Track down the lines that contain "ZECUSDT" and copy them.

++++++

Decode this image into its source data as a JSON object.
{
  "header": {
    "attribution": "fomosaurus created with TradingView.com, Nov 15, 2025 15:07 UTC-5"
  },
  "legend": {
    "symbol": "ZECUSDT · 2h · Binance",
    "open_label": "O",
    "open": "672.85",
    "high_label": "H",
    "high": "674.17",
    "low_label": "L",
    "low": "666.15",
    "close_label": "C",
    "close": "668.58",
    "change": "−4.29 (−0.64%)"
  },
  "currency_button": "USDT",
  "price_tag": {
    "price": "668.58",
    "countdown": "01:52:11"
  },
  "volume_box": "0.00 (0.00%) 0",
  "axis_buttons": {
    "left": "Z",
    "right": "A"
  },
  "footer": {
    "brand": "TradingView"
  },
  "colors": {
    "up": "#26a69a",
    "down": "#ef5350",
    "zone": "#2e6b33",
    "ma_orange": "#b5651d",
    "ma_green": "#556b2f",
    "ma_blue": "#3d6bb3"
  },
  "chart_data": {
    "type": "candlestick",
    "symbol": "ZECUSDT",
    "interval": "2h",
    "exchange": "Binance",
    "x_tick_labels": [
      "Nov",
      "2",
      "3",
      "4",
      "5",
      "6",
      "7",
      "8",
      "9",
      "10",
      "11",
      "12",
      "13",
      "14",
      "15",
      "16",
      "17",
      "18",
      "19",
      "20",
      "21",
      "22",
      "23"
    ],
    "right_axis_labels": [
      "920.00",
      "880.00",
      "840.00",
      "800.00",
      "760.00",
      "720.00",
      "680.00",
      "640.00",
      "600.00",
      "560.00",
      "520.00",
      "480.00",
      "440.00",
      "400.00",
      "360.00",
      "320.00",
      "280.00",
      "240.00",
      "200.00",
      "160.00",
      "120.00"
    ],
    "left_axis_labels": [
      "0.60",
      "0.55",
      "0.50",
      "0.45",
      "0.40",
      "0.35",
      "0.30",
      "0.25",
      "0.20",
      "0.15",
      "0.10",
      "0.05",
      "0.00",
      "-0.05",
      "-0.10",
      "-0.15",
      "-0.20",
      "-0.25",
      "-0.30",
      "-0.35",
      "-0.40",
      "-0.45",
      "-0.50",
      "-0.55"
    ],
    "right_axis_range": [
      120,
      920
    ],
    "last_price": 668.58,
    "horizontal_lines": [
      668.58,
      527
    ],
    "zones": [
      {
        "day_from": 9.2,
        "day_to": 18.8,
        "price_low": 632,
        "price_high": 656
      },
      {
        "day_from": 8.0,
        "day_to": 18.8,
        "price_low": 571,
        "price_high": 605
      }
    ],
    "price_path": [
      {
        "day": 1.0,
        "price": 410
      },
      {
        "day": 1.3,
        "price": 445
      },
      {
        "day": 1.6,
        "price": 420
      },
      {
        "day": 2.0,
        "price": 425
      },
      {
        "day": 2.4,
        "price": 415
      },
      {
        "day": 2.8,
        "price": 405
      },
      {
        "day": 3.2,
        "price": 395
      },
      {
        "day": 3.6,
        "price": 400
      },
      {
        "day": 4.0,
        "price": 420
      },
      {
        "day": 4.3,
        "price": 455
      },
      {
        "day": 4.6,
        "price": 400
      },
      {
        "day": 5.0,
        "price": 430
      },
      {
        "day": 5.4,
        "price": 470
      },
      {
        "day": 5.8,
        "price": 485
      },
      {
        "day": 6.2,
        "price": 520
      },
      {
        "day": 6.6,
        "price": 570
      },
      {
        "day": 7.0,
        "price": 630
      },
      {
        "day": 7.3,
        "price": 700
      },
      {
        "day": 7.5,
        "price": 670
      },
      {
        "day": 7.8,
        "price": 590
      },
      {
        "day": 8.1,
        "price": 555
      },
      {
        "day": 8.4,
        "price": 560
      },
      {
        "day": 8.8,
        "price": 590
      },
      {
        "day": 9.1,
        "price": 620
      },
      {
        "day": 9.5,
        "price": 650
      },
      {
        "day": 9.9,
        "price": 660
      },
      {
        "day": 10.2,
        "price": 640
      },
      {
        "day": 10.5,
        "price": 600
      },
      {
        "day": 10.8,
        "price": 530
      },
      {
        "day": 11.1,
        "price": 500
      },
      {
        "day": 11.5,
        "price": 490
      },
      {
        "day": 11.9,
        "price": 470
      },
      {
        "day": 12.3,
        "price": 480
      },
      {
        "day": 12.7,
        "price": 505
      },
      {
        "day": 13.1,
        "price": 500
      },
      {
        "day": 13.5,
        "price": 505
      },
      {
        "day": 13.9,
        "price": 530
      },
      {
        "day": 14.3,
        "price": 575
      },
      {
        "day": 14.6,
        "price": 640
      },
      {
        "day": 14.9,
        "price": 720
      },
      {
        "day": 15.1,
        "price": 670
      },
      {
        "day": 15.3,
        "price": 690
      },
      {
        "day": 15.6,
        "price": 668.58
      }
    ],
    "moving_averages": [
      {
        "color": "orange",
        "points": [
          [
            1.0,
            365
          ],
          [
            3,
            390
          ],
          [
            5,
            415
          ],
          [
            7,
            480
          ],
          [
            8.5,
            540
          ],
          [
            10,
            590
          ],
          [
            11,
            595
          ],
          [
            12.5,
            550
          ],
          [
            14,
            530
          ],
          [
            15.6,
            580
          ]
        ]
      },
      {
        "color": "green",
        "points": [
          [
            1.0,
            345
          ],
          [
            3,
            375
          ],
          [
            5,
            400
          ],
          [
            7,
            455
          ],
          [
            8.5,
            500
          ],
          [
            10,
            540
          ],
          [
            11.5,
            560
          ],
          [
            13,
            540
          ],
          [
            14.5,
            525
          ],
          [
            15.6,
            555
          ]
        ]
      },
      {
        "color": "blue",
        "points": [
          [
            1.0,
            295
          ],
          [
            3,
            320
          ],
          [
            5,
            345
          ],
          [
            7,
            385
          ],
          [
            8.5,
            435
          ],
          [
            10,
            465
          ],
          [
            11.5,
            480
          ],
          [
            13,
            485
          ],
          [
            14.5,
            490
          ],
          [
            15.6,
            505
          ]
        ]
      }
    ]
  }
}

++++++

### Solution for this problem
    "symbol": "ZECUSDT · 2h · Binance",
    "symbol": "ZECUSDT",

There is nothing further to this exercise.